• _CE QUI EST DEMANDÉ_: Dans toutes les entrées ci-dessous, remplacez « Quality of Service » par « Service Quality » sans rien changer d'autre. Ne mettez pas les images dans votre réponse.

_ _ _ _ _

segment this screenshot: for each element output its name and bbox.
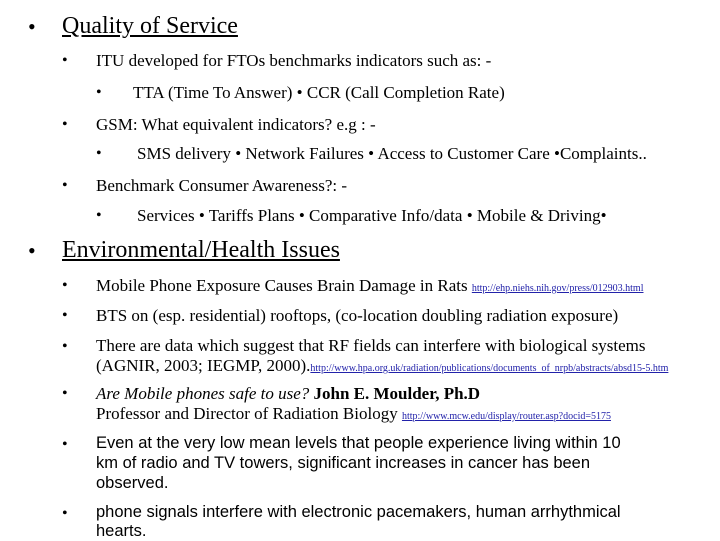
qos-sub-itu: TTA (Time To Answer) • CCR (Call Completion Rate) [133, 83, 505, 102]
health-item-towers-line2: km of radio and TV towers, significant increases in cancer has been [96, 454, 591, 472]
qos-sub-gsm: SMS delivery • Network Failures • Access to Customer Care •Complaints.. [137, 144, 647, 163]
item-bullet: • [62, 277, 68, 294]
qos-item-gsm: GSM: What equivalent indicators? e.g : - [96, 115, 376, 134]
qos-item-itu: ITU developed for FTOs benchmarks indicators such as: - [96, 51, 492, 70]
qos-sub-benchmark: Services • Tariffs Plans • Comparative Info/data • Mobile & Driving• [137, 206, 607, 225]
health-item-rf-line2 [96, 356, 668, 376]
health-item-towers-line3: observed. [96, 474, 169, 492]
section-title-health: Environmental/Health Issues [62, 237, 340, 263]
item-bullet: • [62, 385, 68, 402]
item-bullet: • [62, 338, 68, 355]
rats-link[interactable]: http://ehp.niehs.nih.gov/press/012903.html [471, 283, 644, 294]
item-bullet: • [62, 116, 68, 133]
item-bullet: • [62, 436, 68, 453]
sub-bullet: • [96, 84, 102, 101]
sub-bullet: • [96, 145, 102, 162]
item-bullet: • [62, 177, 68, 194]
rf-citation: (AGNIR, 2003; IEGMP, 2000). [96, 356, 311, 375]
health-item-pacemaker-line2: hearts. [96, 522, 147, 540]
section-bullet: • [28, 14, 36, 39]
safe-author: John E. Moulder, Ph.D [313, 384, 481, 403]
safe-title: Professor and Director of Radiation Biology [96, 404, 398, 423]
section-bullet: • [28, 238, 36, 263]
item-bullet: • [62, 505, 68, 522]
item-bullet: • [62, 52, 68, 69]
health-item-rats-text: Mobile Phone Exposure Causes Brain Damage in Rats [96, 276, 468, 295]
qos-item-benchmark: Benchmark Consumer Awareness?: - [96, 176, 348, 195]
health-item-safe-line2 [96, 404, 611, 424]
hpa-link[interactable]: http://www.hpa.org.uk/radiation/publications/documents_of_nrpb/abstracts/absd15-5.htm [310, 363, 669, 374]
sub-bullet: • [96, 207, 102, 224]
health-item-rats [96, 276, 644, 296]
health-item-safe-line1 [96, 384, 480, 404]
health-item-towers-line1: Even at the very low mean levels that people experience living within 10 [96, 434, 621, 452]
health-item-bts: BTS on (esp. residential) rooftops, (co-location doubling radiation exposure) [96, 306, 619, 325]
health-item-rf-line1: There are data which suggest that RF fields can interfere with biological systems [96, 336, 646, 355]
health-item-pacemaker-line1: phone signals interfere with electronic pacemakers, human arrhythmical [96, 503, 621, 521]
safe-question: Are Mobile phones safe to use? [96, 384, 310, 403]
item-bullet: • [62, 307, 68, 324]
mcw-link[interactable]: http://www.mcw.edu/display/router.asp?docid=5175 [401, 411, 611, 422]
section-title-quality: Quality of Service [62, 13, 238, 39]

_ _ _ _ _

• _RÉPONSE FINALE_:
segment this screenshot: for each element output its name and bbox.
qos-sub-itu: TTA (Time To Answer) • CCR (Call Completion Rate) [133, 83, 505, 102]
health-item-towers-line2: km of radio and TV towers, significant increases in cancer has been [96, 454, 591, 472]
qos-sub-gsm: SMS delivery • Network Failures • Access to Customer Care •Complaints.. [137, 144, 647, 163]
item-bullet: • [62, 277, 68, 294]
qos-item-gsm: GSM: What equivalent indicators? e.g : - [96, 115, 376, 134]
qos-item-itu: ITU developed for FTOs benchmarks indicators such as: - [96, 51, 492, 70]
qos-sub-benchmark: Services • Tariffs Plans • Comparative Info/data • Mobile & Driving• [137, 206, 607, 225]
health-item-rf-line2 [96, 356, 668, 376]
health-item-towers-line3: observed. [96, 474, 169, 492]
section-title-health: Environmental/Health Issues [62, 237, 340, 263]
item-bullet: • [62, 385, 68, 402]
item-bullet: • [62, 338, 68, 355]
rats-link[interactable]: http://ehp.niehs.nih.gov/press/012903.html [471, 283, 644, 294]
item-bullet: • [62, 116, 68, 133]
item-bullet: • [62, 436, 68, 453]
sub-bullet: • [96, 84, 102, 101]
sub-bullet: • [96, 145, 102, 162]
item-bullet: • [62, 177, 68, 194]
rf-citation: (AGNIR, 2003; IEGMP, 2000). [96, 356, 311, 375]
health-item-pacemaker-line2: hearts. [96, 522, 147, 540]
section-bullet: • [28, 14, 36, 39]
safe-author: John E. Moulder, Ph.D [313, 384, 481, 403]
safe-title: Professor and Director of Radiation Biology [96, 404, 398, 423]
section-bullet: • [28, 238, 36, 263]
item-bullet: • [62, 505, 68, 522]
item-bullet: • [62, 52, 68, 69]
health-item-rats-text: Mobile Phone Exposure Causes Brain Damage in Rats [96, 276, 468, 295]
qos-item-benchmark: Benchmark Consumer Awareness?: - [96, 176, 348, 195]
health-item-safe-line2 [96, 404, 611, 424]
hpa-link[interactable]: http://www.hpa.org.uk/radiation/publications/documents_of_nrpb/abstracts/absd15-5.htm [310, 363, 669, 374]
sub-bullet: • [96, 207, 102, 224]
health-item-rats [96, 276, 644, 296]
health-item-safe-line1 [96, 384, 480, 404]
health-item-towers-line1: Even at the very low mean levels that people experience living within 10 [96, 434, 621, 452]
health-item-bts: BTS on (esp. residential) rooftops, (co-location doubling radiation exposure) [96, 306, 619, 325]
health-item-rf-line1: There are data which suggest that RF fields can interfere with biological systems [96, 336, 646, 355]
health-item-pacemaker-line1: phone signals interfere with electronic pacemakers, human arrhythmical [96, 503, 621, 521]
safe-question: Are Mobile phones safe to use? [96, 384, 310, 403]
item-bullet: • [62, 307, 68, 324]
mcw-link[interactable]: http://www.mcw.edu/display/router.asp?docid=5175 [401, 411, 611, 422]
section-title-quality: Service Quality [62, 13, 238, 39]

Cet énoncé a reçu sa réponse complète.